■ WORK TO BE COMPLETED ■
Among the lines below, list those containing the string "Côté".

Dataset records
Begin

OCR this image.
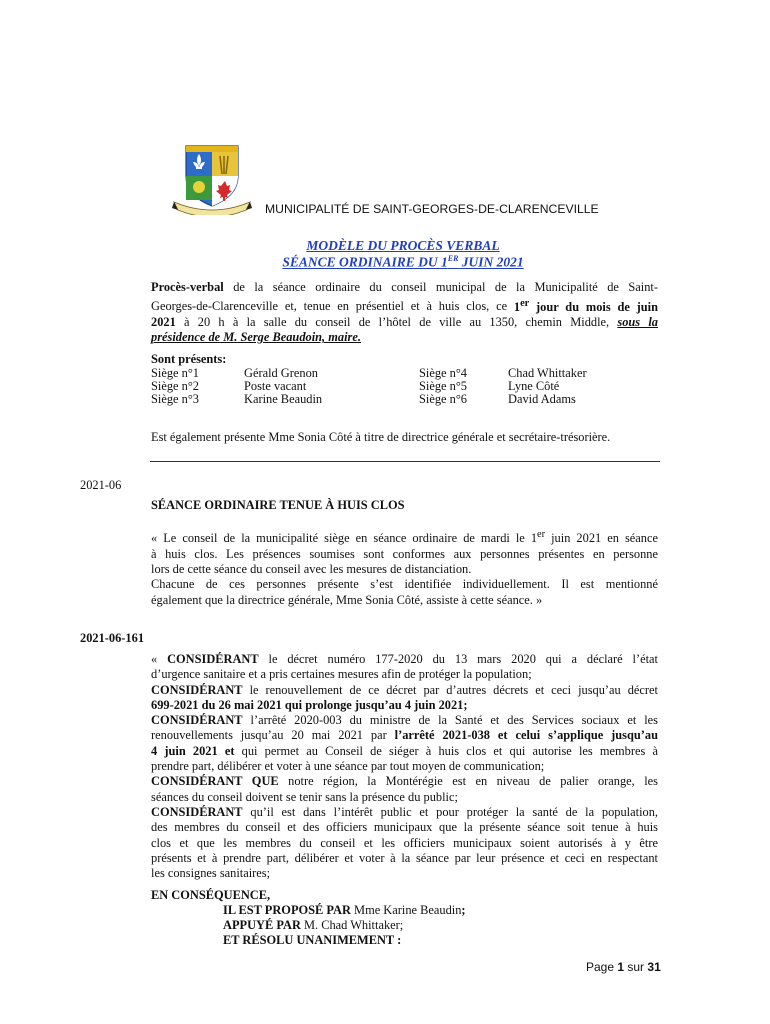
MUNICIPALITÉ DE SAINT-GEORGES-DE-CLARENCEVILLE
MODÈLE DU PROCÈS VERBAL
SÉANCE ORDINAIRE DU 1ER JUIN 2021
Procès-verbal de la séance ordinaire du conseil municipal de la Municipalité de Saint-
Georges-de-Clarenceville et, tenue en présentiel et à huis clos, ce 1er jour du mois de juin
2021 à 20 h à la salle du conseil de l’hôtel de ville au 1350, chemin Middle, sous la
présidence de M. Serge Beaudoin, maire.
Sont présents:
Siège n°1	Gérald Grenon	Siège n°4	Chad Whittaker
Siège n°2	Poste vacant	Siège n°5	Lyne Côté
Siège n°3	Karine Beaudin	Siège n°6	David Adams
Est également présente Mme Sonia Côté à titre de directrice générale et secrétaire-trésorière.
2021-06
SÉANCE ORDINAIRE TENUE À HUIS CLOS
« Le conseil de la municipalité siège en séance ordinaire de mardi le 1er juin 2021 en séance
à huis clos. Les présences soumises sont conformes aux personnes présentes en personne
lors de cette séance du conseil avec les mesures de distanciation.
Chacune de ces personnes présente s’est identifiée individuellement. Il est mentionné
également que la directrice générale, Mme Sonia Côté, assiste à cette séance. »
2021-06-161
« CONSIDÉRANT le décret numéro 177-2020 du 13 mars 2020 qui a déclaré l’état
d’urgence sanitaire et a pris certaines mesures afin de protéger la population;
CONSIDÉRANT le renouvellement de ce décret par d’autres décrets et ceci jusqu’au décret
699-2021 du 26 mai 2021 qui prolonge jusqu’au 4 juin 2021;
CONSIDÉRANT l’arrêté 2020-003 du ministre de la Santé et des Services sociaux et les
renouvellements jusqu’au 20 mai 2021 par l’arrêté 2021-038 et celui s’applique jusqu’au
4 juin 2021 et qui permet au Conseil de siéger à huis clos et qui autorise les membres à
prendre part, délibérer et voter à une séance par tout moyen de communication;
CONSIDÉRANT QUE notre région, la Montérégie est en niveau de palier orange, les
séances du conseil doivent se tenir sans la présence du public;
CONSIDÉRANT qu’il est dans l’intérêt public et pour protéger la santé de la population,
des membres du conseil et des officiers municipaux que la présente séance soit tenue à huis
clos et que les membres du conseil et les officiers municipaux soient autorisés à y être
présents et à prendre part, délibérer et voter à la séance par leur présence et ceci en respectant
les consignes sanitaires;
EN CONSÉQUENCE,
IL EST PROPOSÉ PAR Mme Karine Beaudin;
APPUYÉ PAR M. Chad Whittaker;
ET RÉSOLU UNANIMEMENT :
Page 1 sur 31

End

■ RESULT FOR THIS EXERCISE ■
Siège n°2	Poste vacant	Siège n°5	Lyne Côté
Est également présente Mme Sonia Côté à titre de directrice générale et secrétaire-trésorière.
également que la directrice générale, Mme Sonia Côté, assiste à cette séance. »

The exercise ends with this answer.